§ **Extracted entries**
==================================================

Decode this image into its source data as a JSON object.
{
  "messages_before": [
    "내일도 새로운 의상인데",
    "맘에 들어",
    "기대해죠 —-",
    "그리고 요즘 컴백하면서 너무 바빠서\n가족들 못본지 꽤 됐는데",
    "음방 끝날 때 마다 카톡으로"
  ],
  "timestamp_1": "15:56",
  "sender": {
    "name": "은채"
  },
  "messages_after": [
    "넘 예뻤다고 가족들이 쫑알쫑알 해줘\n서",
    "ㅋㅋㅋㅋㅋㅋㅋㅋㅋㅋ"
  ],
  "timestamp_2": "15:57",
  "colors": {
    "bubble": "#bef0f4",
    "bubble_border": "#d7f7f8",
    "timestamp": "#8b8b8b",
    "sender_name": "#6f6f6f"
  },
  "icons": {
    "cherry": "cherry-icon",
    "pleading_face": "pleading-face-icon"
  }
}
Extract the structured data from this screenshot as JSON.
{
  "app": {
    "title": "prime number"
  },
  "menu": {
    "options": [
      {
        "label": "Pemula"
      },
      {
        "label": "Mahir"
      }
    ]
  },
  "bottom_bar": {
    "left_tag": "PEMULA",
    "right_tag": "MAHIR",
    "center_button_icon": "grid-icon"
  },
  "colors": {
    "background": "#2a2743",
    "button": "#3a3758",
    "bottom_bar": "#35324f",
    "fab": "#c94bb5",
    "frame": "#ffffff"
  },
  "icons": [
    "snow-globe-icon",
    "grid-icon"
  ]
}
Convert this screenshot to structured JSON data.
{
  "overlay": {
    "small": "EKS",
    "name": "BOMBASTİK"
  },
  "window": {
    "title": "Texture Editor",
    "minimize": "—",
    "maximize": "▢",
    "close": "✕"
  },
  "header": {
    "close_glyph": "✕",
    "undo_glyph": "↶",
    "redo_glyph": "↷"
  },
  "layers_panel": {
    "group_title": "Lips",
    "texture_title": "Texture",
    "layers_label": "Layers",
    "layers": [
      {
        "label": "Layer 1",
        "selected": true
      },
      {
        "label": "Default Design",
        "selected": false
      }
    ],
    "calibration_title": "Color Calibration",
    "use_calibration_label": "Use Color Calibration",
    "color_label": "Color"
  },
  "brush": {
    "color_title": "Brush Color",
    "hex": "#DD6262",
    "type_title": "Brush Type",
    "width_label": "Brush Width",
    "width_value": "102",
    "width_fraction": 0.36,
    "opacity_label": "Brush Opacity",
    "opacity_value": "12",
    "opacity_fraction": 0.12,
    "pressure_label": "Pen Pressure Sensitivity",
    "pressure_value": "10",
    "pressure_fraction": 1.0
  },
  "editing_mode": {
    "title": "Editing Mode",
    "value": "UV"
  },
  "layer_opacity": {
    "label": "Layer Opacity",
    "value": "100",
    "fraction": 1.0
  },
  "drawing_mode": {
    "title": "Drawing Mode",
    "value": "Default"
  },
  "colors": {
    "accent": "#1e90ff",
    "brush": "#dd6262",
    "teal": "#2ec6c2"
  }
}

==================================================

§ **Aim of the exercise**
Copy all data exactly, start to finish.

§ **Written answer**
Decode this image into its source data as a JSON object.
{
  "messages_before": [
    "내일도 새로운 의상인데",
    "맘에 들어",
    "기대해죠 —-",
    "그리고 요즘 컴백하면서 너무 바빠서\n가족들 못본지 꽤 됐는데",
    "음방 끝날 때 마다 카톡으로"
  ],
  "timestamp_1": "15:56",
  "sender": {
    "name": "은채"
  },
  "messages_after": [
    "넘 예뻤다고 가족들이 쫑알쫑알 해줘\n서",
    "ㅋㅋㅋㅋㅋㅋㅋㅋㅋㅋ"
  ],
  "timestamp_2": "15:57",
  "colors": {
    "bubble": "#bef0f4",
    "bubble_border": "#d7f7f8",
    "timestamp": "#8b8b8b",
    "sender_name": "#6f6f6f"
  },
  "icons": {
    "cherry": "cherry-icon",
    "pleading_face": "pleading-face-icon"
  }
}
Extract the structured data from this screenshot as JSON.
{
  "app": {
    "title": "prime number"
  },
  "menu": {
    "options": [
      {
        "label": "Pemula"
      },
      {
        "label": "Mahir"
      }
    ]
  },
  "bottom_bar": {
    "left_tag": "PEMULA",
    "right_tag": "MAHIR",
    "center_button_icon": "grid-icon"
  },
  "colors": {
    "background": "#2a2743",
    "button": "#3a3758",
    "bottom_bar": "#35324f",
    "fab": "#c94bb5",
    "frame": "#ffffff"
  },
  "icons": [
    "snow-globe-icon",
    "grid-icon"
  ]
}
Convert this screenshot to structured JSON data.
{
  "overlay": {
    "small": "EKS",
    "name": "BOMBASTİK"
  },
  "window": {
    "title": "Texture Editor",
    "minimize": "—",
    "maximize": "▢",
    "close": "✕"
  },
  "header": {
    "close_glyph": "✕",
    "undo_glyph": "↶",
    "redo_glyph": "↷"
  },
  "layers_panel": {
    "group_title": "Lips",
    "texture_title": "Texture",
    "layers_label": "Layers",
    "layers": [
      {
        "label": "Layer 1",
        "selected": true
      },
      {
        "label": "Default Design",
        "selected": false
      }
    ],
    "calibration_title": "Color Calibration",
    "use_calibration_label": "Use Color Calibration",
    "color_label": "Color"
  },
  "brush": {
    "color_title": "Brush Color",
    "hex": "#DD6262",
    "type_title": "Brush Type",
    "width_label": "Brush Width",
    "width_value": "102",
    "width_fraction": 0.36,
    "opacity_label": "Brush Opacity",
    "opacity_value": "12",
    "opacity_fraction": 0.12,
    "pressure_label": "Pen Pressure Sensitivity",
    "pressure_value": "10",
    "pressure_fraction": 1.0
  },
  "editing_mode": {
    "title": "Editing Mode",
    "value": "UV"
  },
  "layer_opacity": {
    "label": "Layer Opacity",
    "value": "100",
    "fraction": 1.0
  },
  "drawing_mode": {
    "title": "Drawing Mode",
    "value": "Default"
  },
  "colors": {
    "accent": "#1e90ff",
    "brush": "#dd6262",
    "teal": "#2ec6c2"
  }
}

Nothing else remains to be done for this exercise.